### THE EXERCISE
Set down every line of the records below without changing anything.

(Box annotation data)
====

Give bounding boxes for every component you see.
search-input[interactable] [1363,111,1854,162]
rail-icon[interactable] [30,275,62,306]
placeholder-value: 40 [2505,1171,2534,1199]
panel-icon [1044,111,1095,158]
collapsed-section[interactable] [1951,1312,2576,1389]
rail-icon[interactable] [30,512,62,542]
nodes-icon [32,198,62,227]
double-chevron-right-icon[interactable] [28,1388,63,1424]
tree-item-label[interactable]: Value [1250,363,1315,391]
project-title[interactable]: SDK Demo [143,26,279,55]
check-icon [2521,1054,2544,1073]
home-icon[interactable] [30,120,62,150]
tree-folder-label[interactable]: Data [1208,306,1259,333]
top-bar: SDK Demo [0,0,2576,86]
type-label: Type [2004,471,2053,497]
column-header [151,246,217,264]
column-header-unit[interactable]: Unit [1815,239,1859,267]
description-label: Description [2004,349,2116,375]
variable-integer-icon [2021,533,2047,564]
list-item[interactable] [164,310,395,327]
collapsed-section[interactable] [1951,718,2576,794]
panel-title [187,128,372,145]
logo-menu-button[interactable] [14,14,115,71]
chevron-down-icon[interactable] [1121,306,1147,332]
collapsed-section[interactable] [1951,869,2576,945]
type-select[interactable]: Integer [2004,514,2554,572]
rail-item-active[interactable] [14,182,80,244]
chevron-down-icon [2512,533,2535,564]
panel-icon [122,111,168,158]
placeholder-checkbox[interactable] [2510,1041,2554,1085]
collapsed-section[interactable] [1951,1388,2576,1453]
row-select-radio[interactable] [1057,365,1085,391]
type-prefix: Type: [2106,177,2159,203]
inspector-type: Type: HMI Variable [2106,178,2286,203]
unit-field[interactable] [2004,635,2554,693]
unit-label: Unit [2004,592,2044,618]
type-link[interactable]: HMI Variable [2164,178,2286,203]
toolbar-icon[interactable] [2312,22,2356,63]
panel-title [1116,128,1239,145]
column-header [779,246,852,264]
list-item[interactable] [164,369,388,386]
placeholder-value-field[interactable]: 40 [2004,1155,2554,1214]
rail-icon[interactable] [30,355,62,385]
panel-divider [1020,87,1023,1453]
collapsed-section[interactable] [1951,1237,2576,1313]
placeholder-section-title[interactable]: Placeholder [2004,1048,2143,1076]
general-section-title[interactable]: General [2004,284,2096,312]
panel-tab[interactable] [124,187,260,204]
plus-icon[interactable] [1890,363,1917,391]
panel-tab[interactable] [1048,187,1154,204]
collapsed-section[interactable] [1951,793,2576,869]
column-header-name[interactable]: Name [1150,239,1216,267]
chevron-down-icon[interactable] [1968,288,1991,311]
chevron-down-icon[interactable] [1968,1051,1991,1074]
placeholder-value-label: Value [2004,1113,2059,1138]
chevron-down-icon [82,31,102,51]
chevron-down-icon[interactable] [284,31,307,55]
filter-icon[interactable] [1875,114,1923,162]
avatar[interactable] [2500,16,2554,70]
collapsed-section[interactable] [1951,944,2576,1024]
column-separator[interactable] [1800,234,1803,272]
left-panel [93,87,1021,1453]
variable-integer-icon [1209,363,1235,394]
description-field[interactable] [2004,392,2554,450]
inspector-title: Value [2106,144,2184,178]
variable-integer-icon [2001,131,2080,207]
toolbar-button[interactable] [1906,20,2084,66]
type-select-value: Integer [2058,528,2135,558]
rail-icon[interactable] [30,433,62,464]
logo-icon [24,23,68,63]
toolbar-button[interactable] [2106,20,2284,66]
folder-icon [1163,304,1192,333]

====

### REPLY TO THE EXERCISE
Give bounding boxes for every component you see.
search-input[interactable] [1363,111,1854,162]
rail-icon[interactable] [30,275,62,306]
placeholder-value: 40 [2505,1171,2534,1199]
panel-icon [1044,111,1095,158]
collapsed-section[interactable] [1951,1312,2576,1389]
rail-icon[interactable] [30,512,62,542]
nodes-icon [32,198,62,227]
double-chevron-right-icon[interactable] [28,1388,63,1424]
tree-item-label[interactable]: Value [1250,363,1315,391]
project-title[interactable]: SDK Demo [143,26,279,55]
check-icon [2521,1054,2544,1073]
home-icon[interactable] [30,120,62,150]
tree-folder-label[interactable]: Data [1208,306,1259,333]
top-bar: SDK Demo [0,0,2576,86]
type-label: Type [2004,471,2053,497]
column-header [151,246,217,264]
column-header-unit[interactable]: Unit [1815,239,1859,267]
description-label: Description [2004,349,2116,375]
variable-integer-icon [2021,533,2047,564]
list-item[interactable] [164,310,395,327]
collapsed-section[interactable] [1951,718,2576,794]
panel-title [187,128,372,145]
logo-menu-button[interactable] [14,14,115,71]
chevron-down-icon[interactable] [1121,306,1147,332]
collapsed-section[interactable] [1951,869,2576,945]
type-select[interactable]: Integer [2004,514,2554,572]
rail-item-active[interactable] [14,182,80,244]
chevron-down-icon [2512,533,2535,564]
panel-icon [122,111,168,158]
placeholder-checkbox[interactable] [2510,1041,2554,1085]
collapsed-section[interactable] [1951,1388,2576,1453]
row-select-radio[interactable] [1057,365,1085,391]
type-prefix: Type: [2106,177,2159,203]
inspector-type: Type: HMI Variable [2106,178,2286,203]
unit-field[interactable] [2004,635,2554,693]
unit-label: Unit [2004,592,2044,618]
type-link[interactable]: HMI Variable [2164,178,2286,203]
toolbar-icon[interactable] [2312,22,2356,63]
panel-title [1116,128,1239,145]
column-header [779,246,852,264]
list-item[interactable] [164,369,388,386]
placeholder-value-field[interactable]: 40 [2004,1155,2554,1214]
rail-icon[interactable] [30,355,62,385]
panel-divider [1020,87,1023,1453]
collapsed-section[interactable] [1951,1237,2576,1313]
placeholder-section-title[interactable]: Placeholder [2004,1048,2143,1076]
general-section-title[interactable]: General [2004,284,2096,312]
panel-tab[interactable] [124,187,260,204]
plus-icon[interactable] [1890,363,1917,391]
panel-tab[interactable] [1048,187,1154,204]
collapsed-section[interactable] [1951,793,2576,869]
column-header-name[interactable]: Name [1150,239,1216,267]
chevron-down-icon[interactable] [1968,288,1991,311]
chevron-down-icon[interactable] [1968,1051,1991,1074]
placeholder-value-label: Value [2004,1113,2059,1138]
chevron-down-icon [82,31,102,51]
chevron-down-icon[interactable] [284,31,307,55]
filter-icon[interactable] [1875,114,1923,162]
avatar[interactable] [2500,16,2554,70]
collapsed-section[interactable] [1951,944,2576,1024]
column-separator[interactable] [1800,234,1803,272]
left-panel [93,87,1021,1453]
variable-integer-icon [1209,363,1235,394]
description-field[interactable] [2004,392,2554,450]
inspector-title: Value [2106,144,2184,178]
variable-integer-icon [2001,131,2080,207]
toolbar-button[interactable] [1906,20,2084,66]
type-select-value: Integer [2058,528,2135,558]
rail-icon[interactable] [30,433,62,464]
logo-icon [24,23,68,63]
toolbar-button[interactable] [2106,20,2284,66]
folder-icon [1163,304,1192,333]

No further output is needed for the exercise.